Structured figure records
-.-.-

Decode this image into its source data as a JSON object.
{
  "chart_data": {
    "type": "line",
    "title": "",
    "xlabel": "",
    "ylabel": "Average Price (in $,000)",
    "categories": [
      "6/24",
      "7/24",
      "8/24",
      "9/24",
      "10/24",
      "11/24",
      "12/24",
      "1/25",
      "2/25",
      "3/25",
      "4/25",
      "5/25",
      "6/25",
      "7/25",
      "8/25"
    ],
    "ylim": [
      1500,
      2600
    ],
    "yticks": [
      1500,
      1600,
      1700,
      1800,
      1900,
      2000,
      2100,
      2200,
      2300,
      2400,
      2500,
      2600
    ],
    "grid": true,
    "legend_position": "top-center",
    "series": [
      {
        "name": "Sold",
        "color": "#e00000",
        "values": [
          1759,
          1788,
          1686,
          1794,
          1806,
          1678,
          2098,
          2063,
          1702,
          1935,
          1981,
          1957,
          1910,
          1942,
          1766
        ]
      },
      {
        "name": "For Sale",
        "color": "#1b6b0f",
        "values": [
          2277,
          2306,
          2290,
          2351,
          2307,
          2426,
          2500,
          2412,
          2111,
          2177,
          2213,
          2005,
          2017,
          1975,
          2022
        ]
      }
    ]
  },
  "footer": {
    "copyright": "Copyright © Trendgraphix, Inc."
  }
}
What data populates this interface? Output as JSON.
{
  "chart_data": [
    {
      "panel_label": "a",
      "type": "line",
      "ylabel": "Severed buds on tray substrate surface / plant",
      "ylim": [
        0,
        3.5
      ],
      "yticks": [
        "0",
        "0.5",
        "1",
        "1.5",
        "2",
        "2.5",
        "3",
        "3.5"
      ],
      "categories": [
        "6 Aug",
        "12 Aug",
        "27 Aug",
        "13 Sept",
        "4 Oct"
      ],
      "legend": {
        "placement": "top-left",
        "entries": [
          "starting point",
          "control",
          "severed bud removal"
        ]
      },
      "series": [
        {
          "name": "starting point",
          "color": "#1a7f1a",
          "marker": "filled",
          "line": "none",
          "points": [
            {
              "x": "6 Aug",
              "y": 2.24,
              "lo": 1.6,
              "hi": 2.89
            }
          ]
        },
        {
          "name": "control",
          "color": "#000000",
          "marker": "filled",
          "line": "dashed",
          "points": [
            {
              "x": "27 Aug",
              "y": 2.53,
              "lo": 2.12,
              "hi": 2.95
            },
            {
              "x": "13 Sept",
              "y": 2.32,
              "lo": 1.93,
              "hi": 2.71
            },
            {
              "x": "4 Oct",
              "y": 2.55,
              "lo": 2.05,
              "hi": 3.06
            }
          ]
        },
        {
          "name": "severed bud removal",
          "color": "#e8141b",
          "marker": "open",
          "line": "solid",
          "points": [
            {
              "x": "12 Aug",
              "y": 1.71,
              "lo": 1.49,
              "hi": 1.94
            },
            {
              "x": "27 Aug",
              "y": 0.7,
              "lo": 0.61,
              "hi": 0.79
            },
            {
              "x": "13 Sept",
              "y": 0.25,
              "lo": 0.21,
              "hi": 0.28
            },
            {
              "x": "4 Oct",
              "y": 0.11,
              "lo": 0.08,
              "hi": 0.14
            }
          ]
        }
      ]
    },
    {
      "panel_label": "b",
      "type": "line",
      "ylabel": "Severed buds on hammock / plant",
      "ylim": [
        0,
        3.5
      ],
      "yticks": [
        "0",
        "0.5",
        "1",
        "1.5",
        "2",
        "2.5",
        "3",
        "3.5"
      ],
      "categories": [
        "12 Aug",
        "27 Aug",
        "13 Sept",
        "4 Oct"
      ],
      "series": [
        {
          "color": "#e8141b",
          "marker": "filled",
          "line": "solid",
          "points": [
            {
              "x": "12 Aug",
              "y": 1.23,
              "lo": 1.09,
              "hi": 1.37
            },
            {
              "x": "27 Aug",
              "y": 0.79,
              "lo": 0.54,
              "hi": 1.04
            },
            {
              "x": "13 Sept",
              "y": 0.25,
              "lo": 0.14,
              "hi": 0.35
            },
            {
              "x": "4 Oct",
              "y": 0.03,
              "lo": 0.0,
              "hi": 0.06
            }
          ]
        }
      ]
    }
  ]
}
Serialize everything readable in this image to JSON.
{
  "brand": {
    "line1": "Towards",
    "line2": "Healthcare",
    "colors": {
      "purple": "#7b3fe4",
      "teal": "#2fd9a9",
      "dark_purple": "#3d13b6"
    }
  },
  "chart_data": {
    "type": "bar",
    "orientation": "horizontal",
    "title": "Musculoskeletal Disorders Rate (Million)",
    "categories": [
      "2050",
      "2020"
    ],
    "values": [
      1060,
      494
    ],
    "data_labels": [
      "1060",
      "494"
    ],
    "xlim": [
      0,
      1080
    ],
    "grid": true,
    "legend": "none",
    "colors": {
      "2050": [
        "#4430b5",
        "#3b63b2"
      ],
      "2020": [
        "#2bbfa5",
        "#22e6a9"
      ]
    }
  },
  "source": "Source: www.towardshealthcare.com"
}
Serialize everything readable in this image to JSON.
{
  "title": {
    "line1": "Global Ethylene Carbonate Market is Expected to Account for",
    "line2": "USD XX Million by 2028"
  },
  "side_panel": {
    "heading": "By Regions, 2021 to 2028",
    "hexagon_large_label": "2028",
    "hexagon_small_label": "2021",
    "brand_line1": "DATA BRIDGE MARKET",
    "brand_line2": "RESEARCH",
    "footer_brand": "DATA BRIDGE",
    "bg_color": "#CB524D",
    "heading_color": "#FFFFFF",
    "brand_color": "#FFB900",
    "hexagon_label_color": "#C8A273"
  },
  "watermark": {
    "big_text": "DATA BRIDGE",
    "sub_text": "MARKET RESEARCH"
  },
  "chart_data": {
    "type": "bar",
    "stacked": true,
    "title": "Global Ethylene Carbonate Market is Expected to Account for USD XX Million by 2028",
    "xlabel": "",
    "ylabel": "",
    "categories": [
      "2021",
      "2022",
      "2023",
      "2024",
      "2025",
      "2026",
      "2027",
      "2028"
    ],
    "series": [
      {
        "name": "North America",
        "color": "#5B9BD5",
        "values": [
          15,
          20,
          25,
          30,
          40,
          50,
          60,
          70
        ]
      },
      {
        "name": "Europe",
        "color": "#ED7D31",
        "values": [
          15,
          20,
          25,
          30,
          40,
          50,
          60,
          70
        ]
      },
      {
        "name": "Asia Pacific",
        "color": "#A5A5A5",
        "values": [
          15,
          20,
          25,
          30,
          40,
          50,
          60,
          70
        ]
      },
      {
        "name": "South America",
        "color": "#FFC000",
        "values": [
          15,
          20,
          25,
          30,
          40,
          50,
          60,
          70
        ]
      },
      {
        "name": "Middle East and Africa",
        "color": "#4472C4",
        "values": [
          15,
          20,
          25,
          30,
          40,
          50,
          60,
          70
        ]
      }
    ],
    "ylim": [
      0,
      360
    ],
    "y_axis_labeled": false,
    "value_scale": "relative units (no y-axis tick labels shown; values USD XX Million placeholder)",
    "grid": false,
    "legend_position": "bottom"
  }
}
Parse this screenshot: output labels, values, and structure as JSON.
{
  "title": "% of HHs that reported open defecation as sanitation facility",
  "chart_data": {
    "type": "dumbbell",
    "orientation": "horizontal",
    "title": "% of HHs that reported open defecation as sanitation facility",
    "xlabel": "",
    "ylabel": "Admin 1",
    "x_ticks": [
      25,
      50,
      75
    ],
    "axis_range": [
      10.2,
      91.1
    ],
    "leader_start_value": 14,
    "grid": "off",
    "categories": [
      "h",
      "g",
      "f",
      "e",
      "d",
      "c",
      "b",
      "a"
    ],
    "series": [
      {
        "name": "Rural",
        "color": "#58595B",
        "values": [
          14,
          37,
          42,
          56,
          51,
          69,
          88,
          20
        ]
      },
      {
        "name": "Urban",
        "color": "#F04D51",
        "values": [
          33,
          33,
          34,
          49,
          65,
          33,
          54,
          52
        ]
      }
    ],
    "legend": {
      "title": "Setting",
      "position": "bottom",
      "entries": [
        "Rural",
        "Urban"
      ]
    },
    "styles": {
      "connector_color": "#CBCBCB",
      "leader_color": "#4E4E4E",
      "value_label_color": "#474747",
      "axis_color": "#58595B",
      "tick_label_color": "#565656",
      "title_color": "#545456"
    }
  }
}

-.-.-

Directions for this task: Check each line above for the word "facility" and copy the ones that have it.

The solution:
  "title": "% of HHs that reported open defecation as sanitation facility",
    "title": "% of HHs that reported open defecation as sanitation facility",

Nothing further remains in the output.